Exercise objective
Please give the listing again in its entirety, exactly as written.

--

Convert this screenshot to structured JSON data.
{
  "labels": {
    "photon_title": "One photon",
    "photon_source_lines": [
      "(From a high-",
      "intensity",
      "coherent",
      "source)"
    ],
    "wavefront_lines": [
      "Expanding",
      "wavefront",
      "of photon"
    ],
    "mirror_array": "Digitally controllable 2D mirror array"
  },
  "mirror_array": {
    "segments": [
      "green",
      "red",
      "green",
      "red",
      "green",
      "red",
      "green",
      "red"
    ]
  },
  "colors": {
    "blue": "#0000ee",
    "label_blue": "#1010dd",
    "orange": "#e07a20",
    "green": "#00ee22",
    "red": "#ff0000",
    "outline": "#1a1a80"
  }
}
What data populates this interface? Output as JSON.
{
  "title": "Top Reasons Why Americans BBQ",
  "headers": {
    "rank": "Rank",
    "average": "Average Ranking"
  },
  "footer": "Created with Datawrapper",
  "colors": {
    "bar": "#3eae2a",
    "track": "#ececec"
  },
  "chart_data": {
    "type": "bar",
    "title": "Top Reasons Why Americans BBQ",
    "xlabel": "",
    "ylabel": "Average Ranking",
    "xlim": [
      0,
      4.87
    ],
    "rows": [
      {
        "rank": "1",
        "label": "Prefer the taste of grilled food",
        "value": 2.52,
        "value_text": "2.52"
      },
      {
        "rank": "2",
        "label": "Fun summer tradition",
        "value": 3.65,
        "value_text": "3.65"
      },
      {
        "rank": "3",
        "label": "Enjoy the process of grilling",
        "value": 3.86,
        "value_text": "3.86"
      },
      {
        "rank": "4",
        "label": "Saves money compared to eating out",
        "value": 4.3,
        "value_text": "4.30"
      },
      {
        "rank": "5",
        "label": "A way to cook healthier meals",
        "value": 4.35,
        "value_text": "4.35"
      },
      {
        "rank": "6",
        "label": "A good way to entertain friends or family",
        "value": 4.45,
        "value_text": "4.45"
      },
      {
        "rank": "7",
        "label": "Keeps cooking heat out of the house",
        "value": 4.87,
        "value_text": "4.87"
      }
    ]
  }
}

--

Completed exercise
Convert this screenshot to structured JSON data.
{
  "labels": {
    "photon_title": "One photon",
    "photon_source_lines": [
      "(From a high-",
      "intensity",
      "coherent",
      "source)"
    ],
    "wavefront_lines": [
      "Expanding",
      "wavefront",
      "of photon"
    ],
    "mirror_array": "Digitally controllable 2D mirror array"
  },
  "mirror_array": {
    "segments": [
      "green",
      "red",
      "green",
      "red",
      "green",
      "red",
      "green",
      "red"
    ]
  },
  "colors": {
    "blue": "#0000ee",
    "label_blue": "#1010dd",
    "orange": "#e07a20",
    "green": "#00ee22",
    "red": "#ff0000",
    "outline": "#1a1a80"
  }
}
What data populates this interface? Output as JSON.
{
  "title": "Top Reasons Why Americans BBQ",
  "headers": {
    "rank": "Rank",
    "average": "Average Ranking"
  },
  "footer": "Created with Datawrapper",
  "colors": {
    "bar": "#3eae2a",
    "track": "#ececec"
  },
  "chart_data": {
    "type": "bar",
    "title": "Top Reasons Why Americans BBQ",
    "xlabel": "",
    "ylabel": "Average Ranking",
    "xlim": [
      0,
      4.87
    ],
    "rows": [
      {
        "rank": "1",
        "label": "Prefer the taste of grilled food",
        "value": 2.52,
        "value_text": "2.52"
      },
      {
        "rank": "2",
        "label": "Fun summer tradition",
        "value": 3.65,
        "value_text": "3.65"
      },
      {
        "rank": "3",
        "label": "Enjoy the process of grilling",
        "value": 3.86,
        "value_text": "3.86"
      },
      {
        "rank": "4",
        "label": "Saves money compared to eating out",
        "value": 4.3,
        "value_text": "4.30"
      },
      {
        "rank": "5",
        "label": "A way to cook healthier meals",
        "value": 4.35,
        "value_text": "4.35"
      },
      {
        "rank": "6",
        "label": "A good way to entertain friends or family",
        "value": 4.45,
        "value_text": "4.45"
      },
      {
        "rank": "7",
        "label": "Keeps cooking heat out of the house",
        "value": 4.87,
        "value_text": "4.87"
      }
    ]
  }
}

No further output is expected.